» **Goal of the exercise**
In the entries below, find every line with "this" and copy it.

(Saved entries)
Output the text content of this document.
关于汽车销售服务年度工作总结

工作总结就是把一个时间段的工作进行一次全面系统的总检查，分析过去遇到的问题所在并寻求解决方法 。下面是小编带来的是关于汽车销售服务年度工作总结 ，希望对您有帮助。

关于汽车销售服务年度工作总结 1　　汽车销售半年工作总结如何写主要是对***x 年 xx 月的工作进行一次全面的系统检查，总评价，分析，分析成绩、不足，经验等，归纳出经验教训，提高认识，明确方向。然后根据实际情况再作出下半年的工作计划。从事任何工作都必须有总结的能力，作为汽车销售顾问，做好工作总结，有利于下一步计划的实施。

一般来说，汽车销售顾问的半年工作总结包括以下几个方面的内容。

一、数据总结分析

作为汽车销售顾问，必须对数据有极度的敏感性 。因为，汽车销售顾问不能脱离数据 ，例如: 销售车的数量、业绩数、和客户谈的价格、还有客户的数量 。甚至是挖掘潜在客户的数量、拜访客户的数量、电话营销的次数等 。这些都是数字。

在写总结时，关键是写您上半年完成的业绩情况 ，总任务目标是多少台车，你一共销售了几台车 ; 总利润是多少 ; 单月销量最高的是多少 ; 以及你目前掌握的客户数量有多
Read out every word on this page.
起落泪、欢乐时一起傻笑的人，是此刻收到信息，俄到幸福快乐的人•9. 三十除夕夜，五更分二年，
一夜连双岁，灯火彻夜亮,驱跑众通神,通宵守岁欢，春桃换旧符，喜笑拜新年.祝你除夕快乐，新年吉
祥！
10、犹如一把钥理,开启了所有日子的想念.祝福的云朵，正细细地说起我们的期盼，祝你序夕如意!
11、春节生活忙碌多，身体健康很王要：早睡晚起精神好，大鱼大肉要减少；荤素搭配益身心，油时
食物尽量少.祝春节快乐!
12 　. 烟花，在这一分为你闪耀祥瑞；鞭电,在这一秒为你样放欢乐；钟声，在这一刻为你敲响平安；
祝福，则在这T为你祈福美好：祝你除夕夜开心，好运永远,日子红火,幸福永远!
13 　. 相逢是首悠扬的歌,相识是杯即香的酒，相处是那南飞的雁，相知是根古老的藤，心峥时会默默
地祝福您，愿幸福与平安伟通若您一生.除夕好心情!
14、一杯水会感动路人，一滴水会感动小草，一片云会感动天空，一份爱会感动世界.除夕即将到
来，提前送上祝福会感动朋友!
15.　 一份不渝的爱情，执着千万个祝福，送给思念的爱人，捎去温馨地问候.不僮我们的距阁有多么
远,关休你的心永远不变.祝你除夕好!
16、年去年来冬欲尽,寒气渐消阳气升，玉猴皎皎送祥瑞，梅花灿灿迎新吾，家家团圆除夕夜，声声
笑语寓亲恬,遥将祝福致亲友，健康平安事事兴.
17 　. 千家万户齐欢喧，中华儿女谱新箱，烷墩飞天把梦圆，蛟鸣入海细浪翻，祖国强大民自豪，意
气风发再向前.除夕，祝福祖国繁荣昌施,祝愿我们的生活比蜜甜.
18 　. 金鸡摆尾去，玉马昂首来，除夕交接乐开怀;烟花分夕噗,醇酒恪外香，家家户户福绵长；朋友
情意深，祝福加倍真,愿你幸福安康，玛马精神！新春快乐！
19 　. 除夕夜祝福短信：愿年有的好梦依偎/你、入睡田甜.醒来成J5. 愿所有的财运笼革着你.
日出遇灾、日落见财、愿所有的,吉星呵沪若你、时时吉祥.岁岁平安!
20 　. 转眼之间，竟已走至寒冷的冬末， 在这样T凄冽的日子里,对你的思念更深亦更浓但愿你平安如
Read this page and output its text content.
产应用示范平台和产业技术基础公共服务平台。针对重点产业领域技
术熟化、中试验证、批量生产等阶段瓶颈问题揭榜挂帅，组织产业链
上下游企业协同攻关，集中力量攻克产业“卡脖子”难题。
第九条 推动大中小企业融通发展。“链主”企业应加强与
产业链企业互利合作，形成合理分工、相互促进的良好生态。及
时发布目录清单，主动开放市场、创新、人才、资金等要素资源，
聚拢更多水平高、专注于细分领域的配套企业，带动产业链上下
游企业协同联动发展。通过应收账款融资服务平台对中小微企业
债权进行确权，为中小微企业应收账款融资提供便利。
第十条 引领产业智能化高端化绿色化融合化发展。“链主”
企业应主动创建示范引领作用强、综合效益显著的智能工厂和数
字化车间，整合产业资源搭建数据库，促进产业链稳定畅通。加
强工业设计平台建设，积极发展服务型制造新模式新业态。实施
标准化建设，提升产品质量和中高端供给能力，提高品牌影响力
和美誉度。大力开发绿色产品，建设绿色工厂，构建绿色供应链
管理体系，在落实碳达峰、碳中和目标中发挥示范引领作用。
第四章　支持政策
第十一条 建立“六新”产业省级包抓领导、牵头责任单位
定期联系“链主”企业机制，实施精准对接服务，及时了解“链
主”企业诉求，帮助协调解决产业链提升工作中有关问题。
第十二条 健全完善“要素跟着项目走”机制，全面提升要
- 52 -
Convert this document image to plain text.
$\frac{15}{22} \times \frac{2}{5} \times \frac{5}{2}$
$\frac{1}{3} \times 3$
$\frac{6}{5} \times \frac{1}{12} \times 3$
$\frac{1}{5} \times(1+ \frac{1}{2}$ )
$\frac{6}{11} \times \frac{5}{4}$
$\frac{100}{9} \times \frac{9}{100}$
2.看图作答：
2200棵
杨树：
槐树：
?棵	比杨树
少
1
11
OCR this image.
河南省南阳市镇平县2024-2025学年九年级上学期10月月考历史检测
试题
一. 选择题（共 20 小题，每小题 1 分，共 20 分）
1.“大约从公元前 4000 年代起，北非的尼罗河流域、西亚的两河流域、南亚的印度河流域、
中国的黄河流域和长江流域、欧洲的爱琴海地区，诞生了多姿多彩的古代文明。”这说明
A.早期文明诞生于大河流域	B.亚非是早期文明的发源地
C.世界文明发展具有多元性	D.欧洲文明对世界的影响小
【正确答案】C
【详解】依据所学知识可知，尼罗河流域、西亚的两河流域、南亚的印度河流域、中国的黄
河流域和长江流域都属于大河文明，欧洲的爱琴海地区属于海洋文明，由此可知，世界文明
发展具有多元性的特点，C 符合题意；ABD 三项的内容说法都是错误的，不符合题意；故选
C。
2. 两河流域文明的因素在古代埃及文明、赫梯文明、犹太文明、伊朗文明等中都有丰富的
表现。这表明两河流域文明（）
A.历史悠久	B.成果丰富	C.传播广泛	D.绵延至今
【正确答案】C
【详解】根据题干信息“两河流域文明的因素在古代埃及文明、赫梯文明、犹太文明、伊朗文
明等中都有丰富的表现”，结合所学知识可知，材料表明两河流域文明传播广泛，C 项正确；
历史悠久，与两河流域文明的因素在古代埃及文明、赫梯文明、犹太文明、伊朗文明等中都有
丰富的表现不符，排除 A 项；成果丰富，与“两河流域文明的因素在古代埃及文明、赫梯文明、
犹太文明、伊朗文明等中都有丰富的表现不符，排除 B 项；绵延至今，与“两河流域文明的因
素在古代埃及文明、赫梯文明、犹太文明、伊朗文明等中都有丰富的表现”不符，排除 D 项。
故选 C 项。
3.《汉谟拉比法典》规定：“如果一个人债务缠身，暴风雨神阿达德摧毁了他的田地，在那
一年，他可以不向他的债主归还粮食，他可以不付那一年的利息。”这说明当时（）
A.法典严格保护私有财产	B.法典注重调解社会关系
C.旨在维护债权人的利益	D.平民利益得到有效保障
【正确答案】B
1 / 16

» **Exercise solution**
Output the text content of this document.
Read out every word on this page.
Read this page and output its text content.
Convert this document image to plain text.
OCR this image.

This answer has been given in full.